▶ [WHAT YOU WILL DO] From the entries below, extract every line that includes the word "rest".

### MATERIAL SHOWN

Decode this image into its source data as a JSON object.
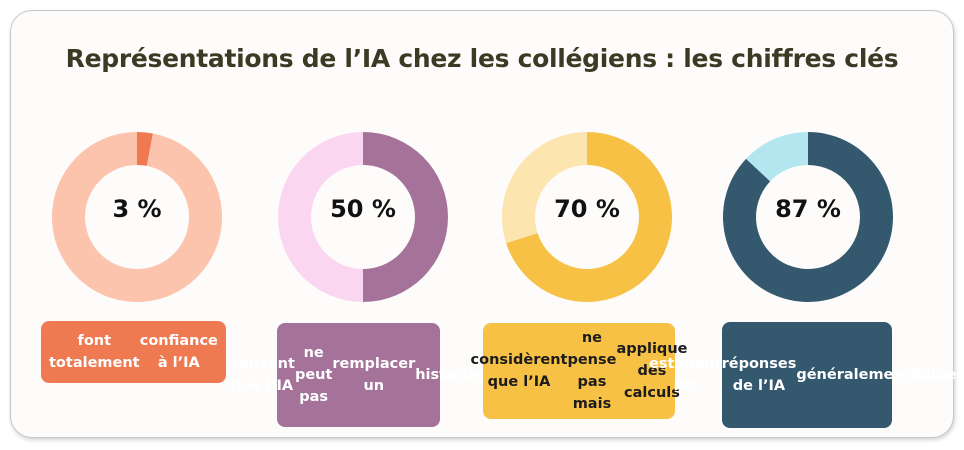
{
  "title": "Représentations de l’IA chez les collégiens : les chiffres clés",
  "chart_data": [
    {
      "type": "pie",
      "variant": "donut",
      "value_label": "3 %",
      "percent": 3,
      "caption_lines": [
        "font totalement",
        "confiance à l’IA"
      ],
      "colors": {
        "main": "#ef7a52",
        "rest": "#fcc3ad",
        "label_bg": "#ef7a52",
        "label_text": "#ffffff"
      }
    },
    {
      "type": "pie",
      "variant": "donut",
      "value_label": "50 %",
      "percent": 50,
      "caption_lines": [
        "pensent que l’IA",
        "ne peut pas",
        "remplacer un",
        "historien"
      ],
      "colors": {
        "main": "#a57399",
        "rest": "#fbd6f0",
        "label_bg": "#a57399",
        "label_text": "#ffffff"
      }
    },
    {
      "type": "pie",
      "variant": "donut",
      "value_label": "70 %",
      "percent": 70,
      "caption_lines": [
        "considèrent que l’IA",
        "ne pense pas mais",
        "applique des calculs"
      ],
      "colors": {
        "main": "#f6c144",
        "rest": "#fde5b0",
        "label_bg": "#f6c144",
        "label_text": "#1c1c1c"
      }
    },
    {
      "type": "pie",
      "variant": "donut",
      "value_label": "87 %",
      "percent": 87,
      "caption_lines": [
        "estiment les",
        "réponses de l’IA",
        "généralement",
        "fiables"
      ],
      "colors": {
        "main": "#34586e",
        "rest": "#b3e6ef",
        "label_bg": "#34586e",
        "label_text": "#ffffff"
      }
    }
  ]
}
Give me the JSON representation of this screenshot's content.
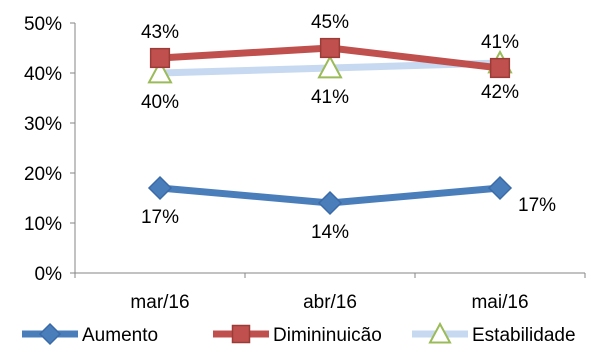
{
  "chart_data": {
    "type": "line",
    "categories": [
      "mar/16",
      "abr/16",
      "mai/16"
    ],
    "ylim": [
      0,
      50
    ],
    "yticks": [
      0,
      10,
      20,
      30,
      40,
      50
    ],
    "ytick_labels": [
      "0%",
      "10%",
      "20%",
      "30%",
      "40%",
      "50%"
    ],
    "grid": false,
    "legend_position": "bottom",
    "series": [
      {
        "name": "Aumento",
        "values": [
          17,
          14,
          17
        ],
        "labels": [
          "17%",
          "14%",
          "17%"
        ],
        "color": "#4a7ebb",
        "marker": "diamond",
        "label_side": [
          "below",
          "below",
          "right"
        ]
      },
      {
        "name": "Dimininuicão",
        "values": [
          43,
          45,
          41
        ],
        "labels": [
          "43%",
          "45%",
          "41%"
        ],
        "color": "#c0504d",
        "marker": "square",
        "label_side": [
          "above",
          "above",
          "above"
        ]
      },
      {
        "name": "Estabilidade",
        "values": [
          40,
          41,
          42
        ],
        "labels": [
          "40%",
          "41%",
          "42%"
        ],
        "color": "#c6d9f1",
        "marker": "triangle",
        "label_side": [
          "below",
          "below",
          "below"
        ]
      }
    ]
  }
}
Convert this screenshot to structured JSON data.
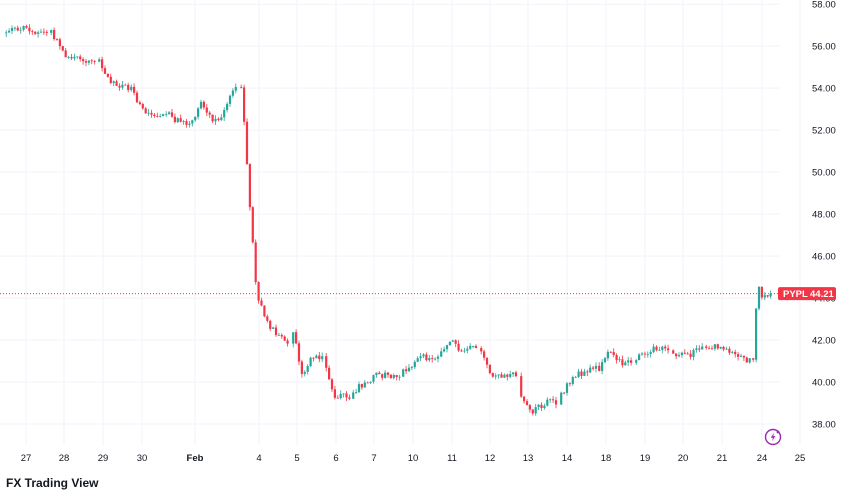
{
  "chart_data": {
    "type": "candlestick",
    "symbol": "PYPL",
    "last_price": 44.21,
    "last_price_label": "44.21",
    "ylim": [
      37,
      58.2
    ],
    "y_ticks": [
      "58.00",
      "56.00",
      "54.00",
      "52.00",
      "50.00",
      "48.00",
      "46.00",
      "44.00",
      "42.00",
      "40.00",
      "38.00"
    ],
    "x_ticks": [
      "27",
      "28",
      "29",
      "30",
      "Feb",
      "4",
      "5",
      "6",
      "7",
      "10",
      "11",
      "12",
      "13",
      "14",
      "18",
      "19",
      "20",
      "21",
      "24",
      "25"
    ],
    "grid": true,
    "colors": {
      "up": "#26a69a",
      "down": "#f23645",
      "last_line": "#f23645",
      "grid": "#f0f3fa"
    },
    "daily_path": [
      {
        "day": "27",
        "prices": [
          56.6,
          56.9,
          56.7,
          56.7
        ]
      },
      {
        "day": "28",
        "prices": [
          56.7,
          55.6,
          55.4,
          55.2
        ]
      },
      {
        "day": "29",
        "prices": [
          55.2,
          54.3,
          54.1,
          54.0
        ]
      },
      {
        "day": "30",
        "prices": [
          54.0,
          53.0,
          52.7,
          52.9
        ]
      },
      {
        "day": "Feb",
        "prices": [
          52.9,
          52.4,
          52.3,
          53.3,
          52.5,
          52.8,
          54.2
        ]
      },
      {
        "day": "4",
        "prices": [
          54.2,
          44.0,
          42.5,
          41.8
        ]
      },
      {
        "day": "5",
        "prices": [
          42.4,
          40.2,
          41.3,
          41.2
        ]
      },
      {
        "day": "6",
        "prices": [
          40.6,
          39.2,
          39.6,
          39.1
        ]
      },
      {
        "day": "7",
        "prices": [
          39.6,
          40.3,
          40.4
        ]
      },
      {
        "day": "10",
        "prices": [
          40.5,
          41.2,
          41.1
        ]
      },
      {
        "day": "11",
        "prices": [
          41.3,
          42.0,
          41.6,
          41.5,
          41.7
        ]
      },
      {
        "day": "12",
        "prices": [
          41.3,
          40.3,
          40.4,
          40.3
        ]
      },
      {
        "day": "13",
        "prices": [
          39.2,
          38.6,
          39.0,
          39.1
        ]
      },
      {
        "day": "14",
        "prices": [
          39.4,
          40.2,
          40.5,
          40.6
        ]
      },
      {
        "day": "18",
        "prices": [
          40.7,
          41.4,
          40.9,
          41.0
        ]
      },
      {
        "day": "19",
        "prices": [
          41.2,
          41.6,
          41.5
        ]
      },
      {
        "day": "20",
        "prices": [
          41.4,
          41.3,
          41.6
        ]
      },
      {
        "day": "21",
        "prices": [
          41.8,
          41.6,
          41.4,
          41.0
        ]
      },
      {
        "day": "24",
        "prices": [
          41.0,
          44.6,
          44.0,
          44.2,
          44.21
        ]
      }
    ]
  },
  "brand": {
    "name": "FX Trading View"
  }
}
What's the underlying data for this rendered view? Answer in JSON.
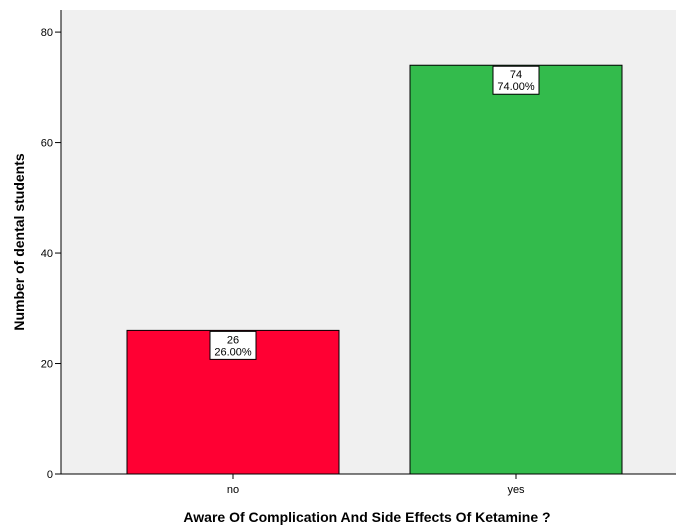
{
  "chart_data": {
    "type": "bar",
    "title": "",
    "xlabel": "Aware Of Complication And Side Effects Of Ketamine ?",
    "ylabel": "Number of dental students",
    "categories": [
      "no",
      "yes"
    ],
    "values": [
      26,
      74
    ],
    "data_labels": [
      {
        "count": "26",
        "percent": "26.00%"
      },
      {
        "count": "74",
        "percent": "74.00%"
      }
    ],
    "ylim": [
      0,
      84
    ],
    "yticks": [
      0,
      20,
      40,
      60,
      80
    ],
    "grid": false,
    "legend": "none",
    "colors": {
      "bars": [
        "#ff0033",
        "#33bb4c"
      ],
      "plot_background": "#f0f0f0",
      "bar_outline": "#000000",
      "axis": "#000000"
    }
  }
}
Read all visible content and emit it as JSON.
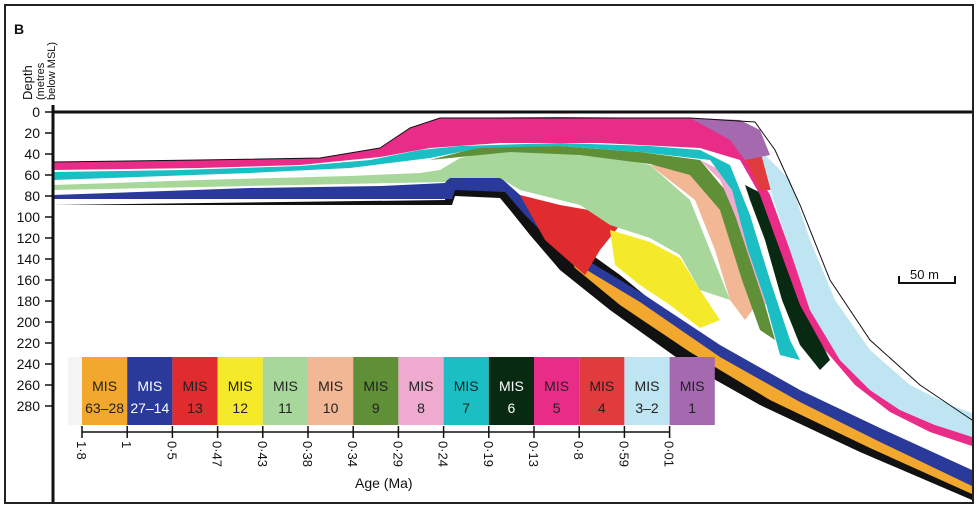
{
  "panel_label": "B",
  "y_axis": {
    "title": "Depth",
    "subtitle_line1": "(metres",
    "subtitle_line2": "below MSL)",
    "ticks": [
      "0",
      "20",
      "40",
      "60",
      "80",
      "100",
      "120",
      "140",
      "160",
      "180",
      "200",
      "220",
      "240",
      "260",
      "280"
    ]
  },
  "scale_bar": {
    "label": "50 m"
  },
  "legend": {
    "items": [
      {
        "line1": "MIS",
        "line2": "63–28",
        "color": "#f2a72e",
        "text_color": "#222222"
      },
      {
        "line1": "MIS",
        "line2": "27–14",
        "color": "#2a3a9a",
        "text_color": "#ffffff"
      },
      {
        "line1": "MIS",
        "line2": "13",
        "color": "#e02b2f",
        "text_color": "#222222"
      },
      {
        "line1": "MIS",
        "line2": "12",
        "color": "#f4ea2a",
        "text_color": "#222222"
      },
      {
        "line1": "MIS",
        "line2": "11",
        "color": "#a7d79a",
        "text_color": "#222222"
      },
      {
        "line1": "MIS",
        "line2": "10",
        "color": "#f2b795",
        "text_color": "#222222"
      },
      {
        "line1": "MIS",
        "line2": "9",
        "color": "#5f8f36",
        "text_color": "#222222"
      },
      {
        "line1": "MIS",
        "line2": "8",
        "color": "#efaad0",
        "text_color": "#222222"
      },
      {
        "line1": "MIS",
        "line2": "7",
        "color": "#1bbfc3",
        "text_color": "#222222"
      },
      {
        "line1": "MIS",
        "line2": "6",
        "color": "#082a12",
        "text_color": "#ffffff"
      },
      {
        "line1": "MIS",
        "line2": "5",
        "color": "#e82c87",
        "text_color": "#222222"
      },
      {
        "line1": "MIS",
        "line2": "4",
        "color": "#e23b3e",
        "text_color": "#222222"
      },
      {
        "line1": "MIS",
        "line2": "3–2",
        "color": "#bfe5f3",
        "text_color": "#222222"
      },
      {
        "line1": "MIS",
        "line2": "1",
        "color": "#a569b0",
        "text_color": "#222222"
      }
    ]
  },
  "age_axis": {
    "title": "Age (Ma)",
    "ticks": [
      "1·8",
      "1",
      "0·5",
      "0·47",
      "0·43",
      "0·38",
      "0·34",
      "0·29",
      "0·24",
      "0·19",
      "0·13",
      "0·8",
      "0·59",
      "0·01"
    ]
  }
}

######

▶ [CORRECT RESULT]
        "rest": "#fcc3ad",
        "rest": "#fbd6f0",
        "rest": "#fde5b0",
        "rest": "#b3e6ef",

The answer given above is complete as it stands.